(Stated goal):
Identify and pull out each line of the entries in which "故选C项" occurs.

+++ Records for processing

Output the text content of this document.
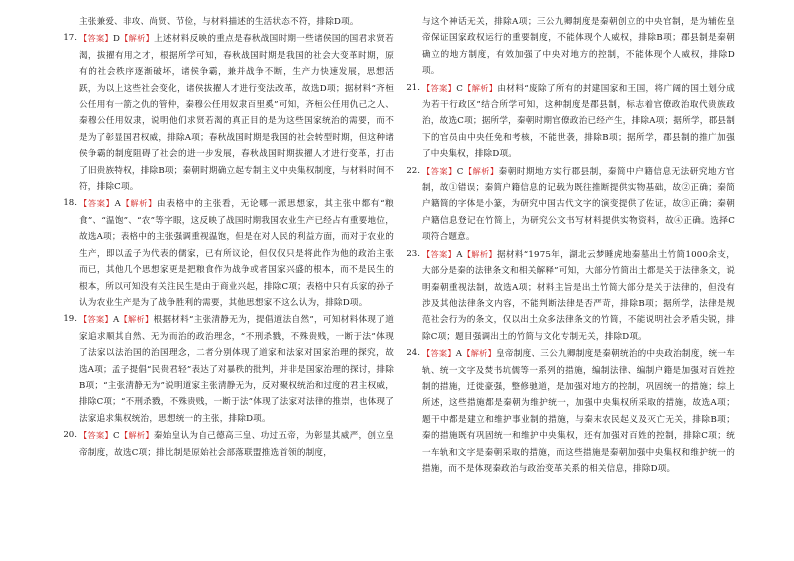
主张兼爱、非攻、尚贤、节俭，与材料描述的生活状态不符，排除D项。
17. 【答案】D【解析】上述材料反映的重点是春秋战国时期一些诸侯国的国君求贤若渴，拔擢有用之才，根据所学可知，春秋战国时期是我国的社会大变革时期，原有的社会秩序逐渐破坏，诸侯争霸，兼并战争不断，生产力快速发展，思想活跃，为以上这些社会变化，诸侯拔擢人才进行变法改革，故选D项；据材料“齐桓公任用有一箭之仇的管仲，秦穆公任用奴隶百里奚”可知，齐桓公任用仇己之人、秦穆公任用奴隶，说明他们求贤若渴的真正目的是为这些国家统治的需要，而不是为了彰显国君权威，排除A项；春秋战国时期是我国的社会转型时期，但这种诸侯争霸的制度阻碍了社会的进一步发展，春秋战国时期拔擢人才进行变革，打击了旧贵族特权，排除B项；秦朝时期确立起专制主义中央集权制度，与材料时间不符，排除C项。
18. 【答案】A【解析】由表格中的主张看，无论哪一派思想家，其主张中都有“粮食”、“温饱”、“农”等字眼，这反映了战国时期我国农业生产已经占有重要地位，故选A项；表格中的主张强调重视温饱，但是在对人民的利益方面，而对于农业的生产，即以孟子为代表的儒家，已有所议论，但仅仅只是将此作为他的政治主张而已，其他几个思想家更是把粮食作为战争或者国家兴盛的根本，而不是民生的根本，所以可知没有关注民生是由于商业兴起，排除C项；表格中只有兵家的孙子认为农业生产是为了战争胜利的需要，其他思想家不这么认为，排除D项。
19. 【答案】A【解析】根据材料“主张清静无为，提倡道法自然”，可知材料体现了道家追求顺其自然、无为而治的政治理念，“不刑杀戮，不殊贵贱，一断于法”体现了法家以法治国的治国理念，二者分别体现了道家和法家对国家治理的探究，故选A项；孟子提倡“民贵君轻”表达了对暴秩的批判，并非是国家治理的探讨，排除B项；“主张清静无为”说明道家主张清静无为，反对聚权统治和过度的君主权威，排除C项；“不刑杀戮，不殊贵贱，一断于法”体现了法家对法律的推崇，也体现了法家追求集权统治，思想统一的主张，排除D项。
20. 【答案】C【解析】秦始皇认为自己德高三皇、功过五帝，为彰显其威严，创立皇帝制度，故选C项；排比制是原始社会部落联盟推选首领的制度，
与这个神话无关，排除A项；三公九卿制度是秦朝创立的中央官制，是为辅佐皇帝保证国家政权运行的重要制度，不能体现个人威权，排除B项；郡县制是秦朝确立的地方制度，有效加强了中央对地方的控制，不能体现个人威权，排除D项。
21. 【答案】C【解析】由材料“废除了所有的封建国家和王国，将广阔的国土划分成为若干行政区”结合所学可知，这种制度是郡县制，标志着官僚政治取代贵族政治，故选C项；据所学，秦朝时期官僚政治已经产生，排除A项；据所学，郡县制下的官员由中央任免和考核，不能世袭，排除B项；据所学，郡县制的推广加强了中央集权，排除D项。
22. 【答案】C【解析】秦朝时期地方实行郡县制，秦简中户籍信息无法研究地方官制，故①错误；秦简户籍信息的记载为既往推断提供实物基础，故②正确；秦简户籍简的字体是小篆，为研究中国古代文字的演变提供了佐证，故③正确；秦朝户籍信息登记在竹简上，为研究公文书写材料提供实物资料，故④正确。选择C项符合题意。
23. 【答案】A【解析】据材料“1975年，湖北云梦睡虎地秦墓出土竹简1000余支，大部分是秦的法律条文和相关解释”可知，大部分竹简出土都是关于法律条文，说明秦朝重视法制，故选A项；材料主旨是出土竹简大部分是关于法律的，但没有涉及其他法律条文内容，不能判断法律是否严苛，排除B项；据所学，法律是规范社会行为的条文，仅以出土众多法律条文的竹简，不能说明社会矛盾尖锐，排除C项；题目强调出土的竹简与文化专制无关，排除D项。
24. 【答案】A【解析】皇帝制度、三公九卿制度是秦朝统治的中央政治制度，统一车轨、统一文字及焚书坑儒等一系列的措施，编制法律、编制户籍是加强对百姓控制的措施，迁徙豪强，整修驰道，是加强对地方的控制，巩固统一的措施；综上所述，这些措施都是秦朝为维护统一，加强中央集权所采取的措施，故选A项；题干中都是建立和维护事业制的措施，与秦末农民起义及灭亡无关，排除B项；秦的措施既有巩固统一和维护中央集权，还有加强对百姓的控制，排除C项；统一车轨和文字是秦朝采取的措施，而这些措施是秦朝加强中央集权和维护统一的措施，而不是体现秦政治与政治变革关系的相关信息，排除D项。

++++++

(Answer):
20. 【答案】C【解析】秦始皇认为自己德高三皇、功过五帝，为彰显其威严，创立皇帝制度，故选C项；排比制是原始社会部落联盟推选首领的制度，
21. 【答案】C【解析】由材料“废除了所有的封建国家和王国，将广阔的国土划分成为若干行政区”结合所学可知，这种制度是郡县制，标志着官僚政治取代贵族政治，故选C项；据所学，秦朝时期官僚政治已经产生，排除A项；据所学，郡县制下的官员由中央任免和考核，不能世袭，排除B项；据所学，郡县制的推广加强了中央集权，排除D项。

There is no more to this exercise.